Check every line for the word "type" and state how many lines have it. Reply with the number alone.

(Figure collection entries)
########################################
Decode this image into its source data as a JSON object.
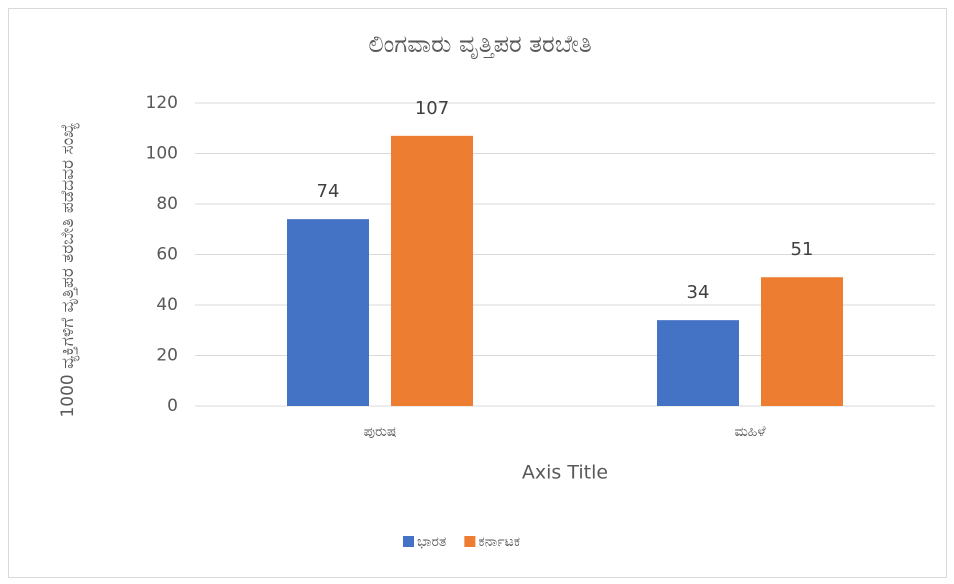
{
  "chart_data": {
    "type": "bar",
    "title": "ಲಿಂಗವಾರು ವೃತ್ತಿಪರ ತರಬೇತಿ",
    "y_label": "1000 ವ್ಯಕ್ತಿಗಳಿಗೆ ವೃತ್ತಿಪರ ತರಬೇತಿ ಪಡೆದವರ ಸಂಖ್ಯೆ",
    "x_label": "Axis Title",
    "categories": [
      "ಪುರುಷ",
      "ಮಹಿಳೆ"
    ],
    "series": [
      {
        "name": "ಭಾರತ",
        "color": "#4472c4",
        "values": [
          74,
          34
        ]
      },
      {
        "name": "ಕರ್ನಾಟಕ",
        "color": "#ed7d31",
        "values": [
          107,
          51
        ]
      }
    ],
    "ylim": [
      0,
      120
    ],
    "yticks": [
      0,
      20,
      40,
      60,
      80,
      100,
      120
    ],
    "grid": true,
    "legend": "bottom",
    "data_labels": true
  }
}
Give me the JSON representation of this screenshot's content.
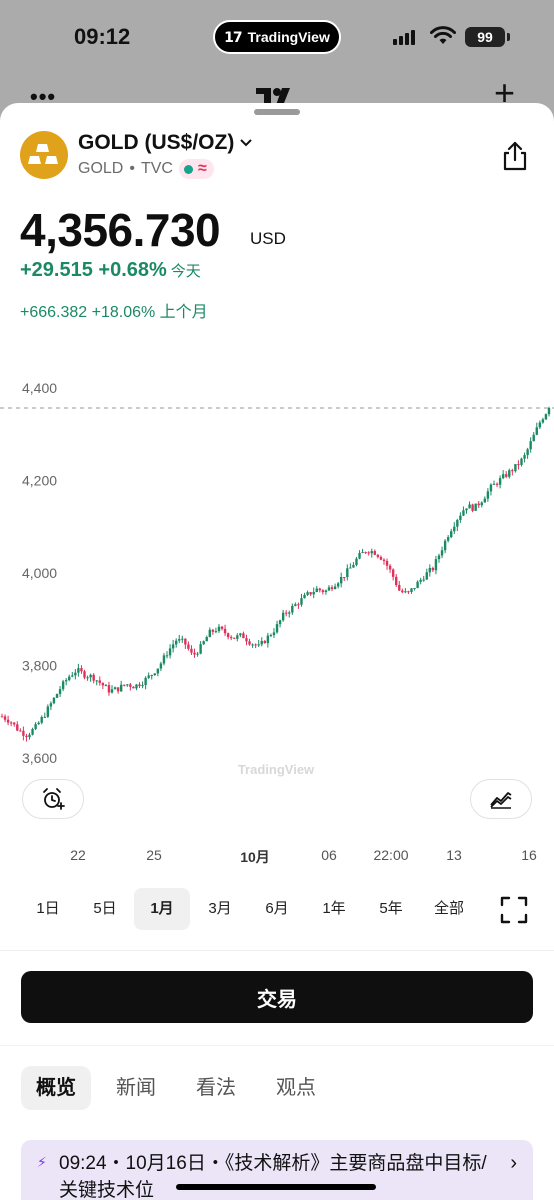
{
  "status_bar": {
    "time": "09:12",
    "dynamic_island_app": "TradingView",
    "battery": "99"
  },
  "symbol": {
    "name": "GOLD (US$/OZ)",
    "ticker": "GOLD",
    "separator": "•",
    "exchange": "TVC",
    "logo_color": "#e0a21a",
    "wave_glyph": "≈"
  },
  "quote": {
    "price": "4,356.730",
    "currency": "USD",
    "change_today": "+29.515 +0.68%",
    "change_today_label": "今天",
    "change_month": "+666.382 +18.06% 上个月",
    "positive_color": "#1b8a63"
  },
  "chart_data": {
    "type": "candlestick",
    "y_ticks": [
      "4,400",
      "4,200",
      "4,000",
      "3,800",
      "3,600"
    ],
    "ylim": [
      3580,
      4420
    ],
    "last_price": 4356.73,
    "x_ticks": [
      "22",
      "25",
      "10月",
      "06",
      "22:00",
      "13",
      "16"
    ],
    "watermark": "TradingView",
    "up_color": "#1b8a63",
    "down_color": "#e0315a",
    "close_path": [
      3690,
      3680,
      3660,
      3650,
      3665,
      3690,
      3720,
      3750,
      3775,
      3790,
      3780,
      3775,
      3760,
      3745,
      3750,
      3760,
      3755,
      3765,
      3780,
      3800,
      3830,
      3855,
      3850,
      3820,
      3840,
      3870,
      3880,
      3870,
      3860,
      3865,
      3850,
      3840,
      3860,
      3880,
      3910,
      3925,
      3940,
      3955,
      3965,
      3960,
      3975,
      3990,
      4010,
      4035,
      4050,
      4045,
      4030,
      4000,
      3960,
      3955,
      3975,
      3995,
      4010,
      4050,
      4090,
      4120,
      4145,
      4140,
      4160,
      4185,
      4200,
      4215,
      4230,
      4250,
      4290,
      4330,
      4357
    ]
  },
  "buttons": {
    "alarm_icon": "alarm-plus-icon",
    "compare_icon": "compare-chart-icon",
    "fullscreen_icon": "fullscreen-icon"
  },
  "ranges": [
    "1日",
    "5日",
    "1月",
    "3月",
    "6月",
    "1年",
    "5年",
    "全部"
  ],
  "active_range": "1月",
  "trade_label": "交易",
  "tabs": [
    "概览",
    "新闻",
    "看法",
    "观点"
  ],
  "active_tab": "概览",
  "news": {
    "text": "09:24・10月16日・《技术解析》主要商品盘中目标/关键技术位",
    "bolt_icon": "lightning-icon",
    "chevron": "›"
  }
}
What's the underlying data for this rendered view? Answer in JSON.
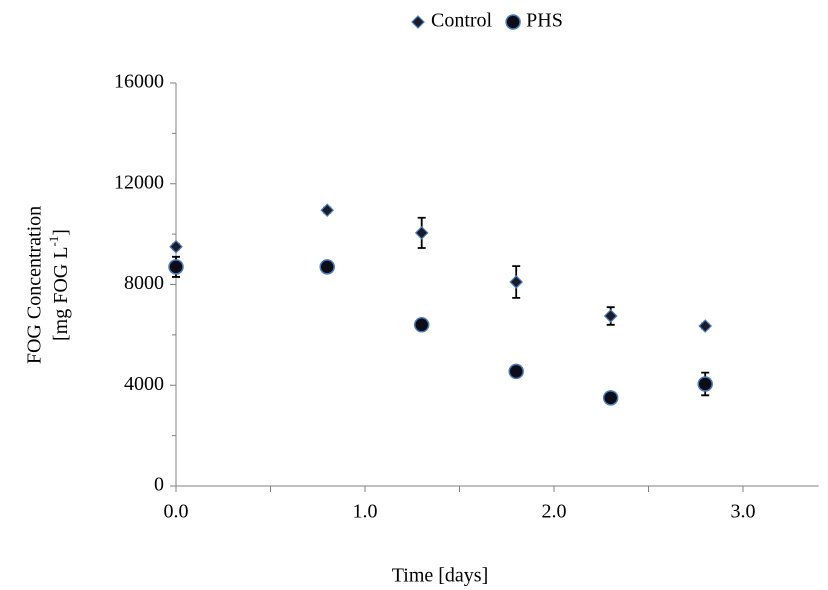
{
  "chart_data": {
    "type": "scatter",
    "xlabel": "Time [days]",
    "ylabel_line1": "FOG Concentration",
    "ylabel_line2": {
      "text": "[mg FOG L",
      "superscript": "-1",
      "suffix": "]"
    },
    "x": [
      0,
      0.8,
      1.3,
      1.8,
      2.3,
      2.8
    ],
    "series": [
      {
        "name": "Control",
        "marker": "diamond",
        "color": "#1b1b2a",
        "edge": "#4a7ebb",
        "values": [
          9500,
          10950,
          10050,
          8100,
          6750,
          6350
        ],
        "errors": [
          100,
          100,
          600,
          630,
          350,
          100
        ]
      },
      {
        "name": "PHS",
        "marker": "circle",
        "color": "#0d0d1a",
        "edge": "#4a7ebb",
        "values": [
          8700,
          8700,
          6400,
          4550,
          3500,
          4050
        ],
        "errors": [
          400,
          200,
          100,
          100,
          100,
          450
        ]
      }
    ],
    "xlim": [
      0,
      3.4
    ],
    "xticks": [
      {
        "value": 0,
        "label": "0.0"
      },
      {
        "value": 1,
        "label": "1.0"
      },
      {
        "value": 2,
        "label": "2.0"
      },
      {
        "value": 3,
        "label": "3.0"
      }
    ],
    "xminor_ticks": [
      0.5,
      1.5,
      2.5
    ],
    "ylim": [
      0,
      16000
    ],
    "yticks": [
      0,
      4000,
      8000,
      12000,
      16000
    ],
    "yminor_ticks": [
      2000,
      6000,
      10000,
      14000
    ],
    "grid": false,
    "legend": "top"
  }
}
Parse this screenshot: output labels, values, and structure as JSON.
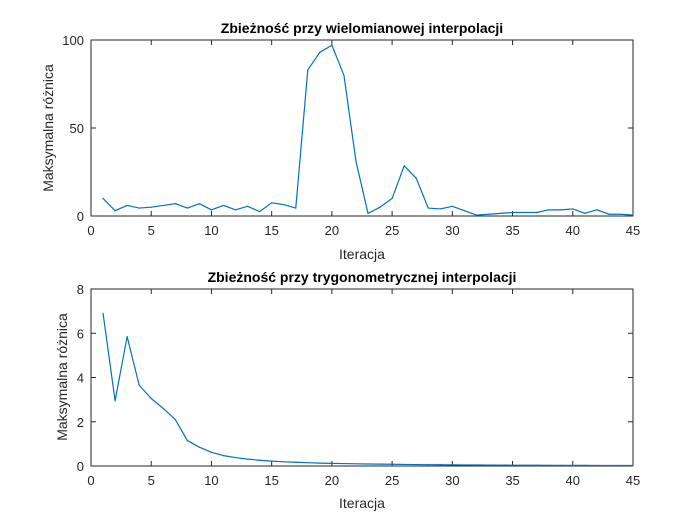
{
  "chart_data": [
    {
      "type": "line",
      "title": "Zbieżność przy wielomianowej interpolacji",
      "xlabel": "Iteracja",
      "ylabel": "Maksymalna różnica",
      "xlim": [
        0,
        45
      ],
      "ylim": [
        0,
        100
      ],
      "xticks": [
        "0",
        "5",
        "10",
        "15",
        "20",
        "25",
        "30",
        "35",
        "40",
        "45"
      ],
      "yticks": [
        "0",
        "50",
        "100"
      ],
      "grid": false,
      "line_color": "#0072BD",
      "x": [
        1,
        2,
        3,
        4,
        5,
        6,
        7,
        8,
        9,
        10,
        11,
        12,
        13,
        14,
        15,
        16,
        17,
        18,
        19,
        20,
        21,
        22,
        23,
        24,
        25,
        26,
        27,
        28,
        29,
        30,
        31,
        32,
        33,
        34,
        35,
        36,
        37,
        38,
        39,
        40,
        41,
        42,
        43,
        44,
        45
      ],
      "y": [
        10,
        3,
        6,
        4.5,
        5,
        6,
        7,
        4.5,
        7,
        3.5,
        6,
        3.5,
        5.5,
        2.5,
        7.5,
        6.5,
        4.5,
        83,
        93,
        97,
        80,
        31,
        1.5,
        5,
        10,
        28.5,
        21.5,
        4.5,
        4,
        5.5,
        3,
        0.5,
        1,
        1.5,
        2,
        2,
        2,
        3.5,
        3.5,
        4,
        1.5,
        3.5,
        1,
        1,
        0.5
      ]
    },
    {
      "type": "line",
      "title": "Zbieżność przy trygonometrycznej interpolacji",
      "xlabel": "Iteracja",
      "ylabel": "Maksymalna różnica",
      "xlim": [
        0,
        45
      ],
      "ylim": [
        0,
        8
      ],
      "xticks": [
        "0",
        "5",
        "10",
        "15",
        "20",
        "25",
        "30",
        "35",
        "40",
        "45"
      ],
      "yticks": [
        "0",
        "2",
        "4",
        "6",
        "8"
      ],
      "grid": false,
      "line_color": "#0072BD",
      "x": [
        1,
        2,
        3,
        4,
        5,
        6,
        7,
        8,
        9,
        10,
        11,
        12,
        13,
        14,
        15,
        16,
        17,
        18,
        19,
        20,
        21,
        22,
        23,
        24,
        25,
        26,
        27,
        28,
        29,
        30,
        31,
        32,
        33,
        34,
        35,
        36,
        37,
        38,
        39,
        40,
        41,
        42,
        43,
        44,
        45
      ],
      "y": [
        6.9,
        2.95,
        5.85,
        3.65,
        3.05,
        2.6,
        2.1,
        1.15,
        0.85,
        0.62,
        0.47,
        0.38,
        0.31,
        0.26,
        0.22,
        0.19,
        0.17,
        0.15,
        0.13,
        0.12,
        0.11,
        0.1,
        0.09,
        0.085,
        0.08,
        0.07,
        0.065,
        0.06,
        0.055,
        0.05,
        0.048,
        0.045,
        0.042,
        0.04,
        0.037,
        0.035,
        0.033,
        0.031,
        0.03,
        0.028,
        0.027,
        0.026,
        0.025,
        0.024,
        0.023
      ]
    }
  ]
}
########################################
Written answer: 5